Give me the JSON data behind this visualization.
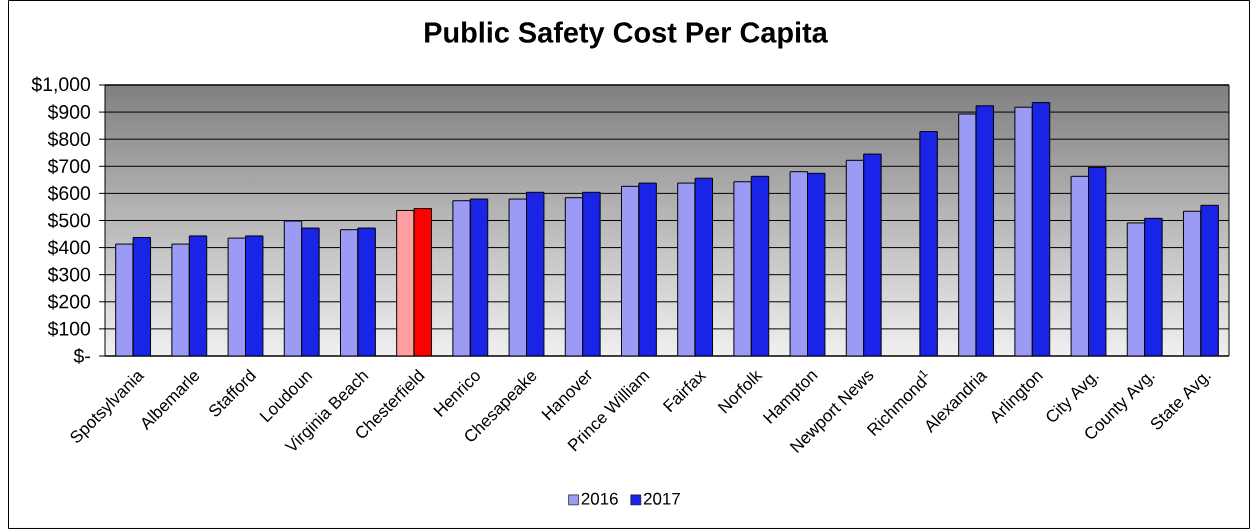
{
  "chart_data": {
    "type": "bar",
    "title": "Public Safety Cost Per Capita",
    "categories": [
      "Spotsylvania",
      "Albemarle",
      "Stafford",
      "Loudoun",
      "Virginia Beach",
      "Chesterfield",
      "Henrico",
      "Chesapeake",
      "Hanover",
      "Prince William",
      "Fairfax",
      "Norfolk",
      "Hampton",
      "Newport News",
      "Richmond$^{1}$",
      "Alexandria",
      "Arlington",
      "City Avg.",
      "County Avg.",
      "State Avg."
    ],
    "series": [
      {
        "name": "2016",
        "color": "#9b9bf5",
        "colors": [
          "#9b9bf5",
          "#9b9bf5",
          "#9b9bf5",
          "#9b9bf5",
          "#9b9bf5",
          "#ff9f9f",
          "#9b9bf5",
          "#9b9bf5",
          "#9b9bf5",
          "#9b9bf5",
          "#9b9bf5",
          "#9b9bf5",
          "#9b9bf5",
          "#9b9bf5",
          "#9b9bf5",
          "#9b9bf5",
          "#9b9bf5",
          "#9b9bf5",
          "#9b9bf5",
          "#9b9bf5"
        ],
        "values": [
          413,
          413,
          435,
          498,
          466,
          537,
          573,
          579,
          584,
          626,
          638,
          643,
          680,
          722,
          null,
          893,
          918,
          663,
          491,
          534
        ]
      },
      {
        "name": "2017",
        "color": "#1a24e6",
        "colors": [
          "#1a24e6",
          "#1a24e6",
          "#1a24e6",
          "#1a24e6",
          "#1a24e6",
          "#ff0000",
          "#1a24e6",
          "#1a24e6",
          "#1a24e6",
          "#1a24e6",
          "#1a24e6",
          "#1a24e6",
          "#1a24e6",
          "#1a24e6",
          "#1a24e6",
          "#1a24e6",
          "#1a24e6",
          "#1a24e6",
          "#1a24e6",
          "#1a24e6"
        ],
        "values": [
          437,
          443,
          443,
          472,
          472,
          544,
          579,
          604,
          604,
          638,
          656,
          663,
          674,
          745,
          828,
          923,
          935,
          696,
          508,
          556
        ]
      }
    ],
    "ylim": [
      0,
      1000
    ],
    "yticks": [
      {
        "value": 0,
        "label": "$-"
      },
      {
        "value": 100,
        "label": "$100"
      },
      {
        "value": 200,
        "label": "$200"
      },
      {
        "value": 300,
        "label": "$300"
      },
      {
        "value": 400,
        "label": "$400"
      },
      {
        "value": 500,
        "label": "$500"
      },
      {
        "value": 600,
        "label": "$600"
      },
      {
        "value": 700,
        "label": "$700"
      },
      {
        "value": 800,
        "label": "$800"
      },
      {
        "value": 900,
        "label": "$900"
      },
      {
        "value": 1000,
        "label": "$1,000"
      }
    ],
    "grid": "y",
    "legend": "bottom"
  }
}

_Task directions:_ Leave out the pictures and copy every record above exactly.

_Exercise output:_
Give me the JSON data behind this visualization.
{
  "chart_data": {
    "type": "bar",
    "title": "Public Safety Cost Per Capita",
    "categories": [
      "Spotsylvania",
      "Albemarle",
      "Stafford",
      "Loudoun",
      "Virginia Beach",
      "Chesterfield",
      "Henrico",
      "Chesapeake",
      "Hanover",
      "Prince William",
      "Fairfax",
      "Norfolk",
      "Hampton",
      "Newport News",
      "Richmond$^{1}$",
      "Alexandria",
      "Arlington",
      "City Avg.",
      "County Avg.",
      "State Avg."
    ],
    "series": [
      {
        "name": "2016",
        "color": "#9b9bf5",
        "colors": [
          "#9b9bf5",
          "#9b9bf5",
          "#9b9bf5",
          "#9b9bf5",
          "#9b9bf5",
          "#ff9f9f",
          "#9b9bf5",
          "#9b9bf5",
          "#9b9bf5",
          "#9b9bf5",
          "#9b9bf5",
          "#9b9bf5",
          "#9b9bf5",
          "#9b9bf5",
          "#9b9bf5",
          "#9b9bf5",
          "#9b9bf5",
          "#9b9bf5",
          "#9b9bf5",
          "#9b9bf5"
        ],
        "values": [
          413,
          413,
          435,
          498,
          466,
          537,
          573,
          579,
          584,
          626,
          638,
          643,
          680,
          722,
          null,
          893,
          918,
          663,
          491,
          534
        ]
      },
      {
        "name": "2017",
        "color": "#1a24e6",
        "colors": [
          "#1a24e6",
          "#1a24e6",
          "#1a24e6",
          "#1a24e6",
          "#1a24e6",
          "#ff0000",
          "#1a24e6",
          "#1a24e6",
          "#1a24e6",
          "#1a24e6",
          "#1a24e6",
          "#1a24e6",
          "#1a24e6",
          "#1a24e6",
          "#1a24e6",
          "#1a24e6",
          "#1a24e6",
          "#1a24e6",
          "#1a24e6",
          "#1a24e6"
        ],
        "values": [
          437,
          443,
          443,
          472,
          472,
          544,
          579,
          604,
          604,
          638,
          656,
          663,
          674,
          745,
          828,
          923,
          935,
          696,
          508,
          556
        ]
      }
    ],
    "ylim": [
      0,
      1000
    ],
    "yticks": [
      {
        "value": 0,
        "label": "$-"
      },
      {
        "value": 100,
        "label": "$100"
      },
      {
        "value": 200,
        "label": "$200"
      },
      {
        "value": 300,
        "label": "$300"
      },
      {
        "value": 400,
        "label": "$400"
      },
      {
        "value": 500,
        "label": "$500"
      },
      {
        "value": 600,
        "label": "$600"
      },
      {
        "value": 700,
        "label": "$700"
      },
      {
        "value": 800,
        "label": "$800"
      },
      {
        "value": 900,
        "label": "$900"
      },
      {
        "value": 1000,
        "label": "$1,000"
      }
    ],
    "grid": "y",
    "legend": "bottom"
  }
}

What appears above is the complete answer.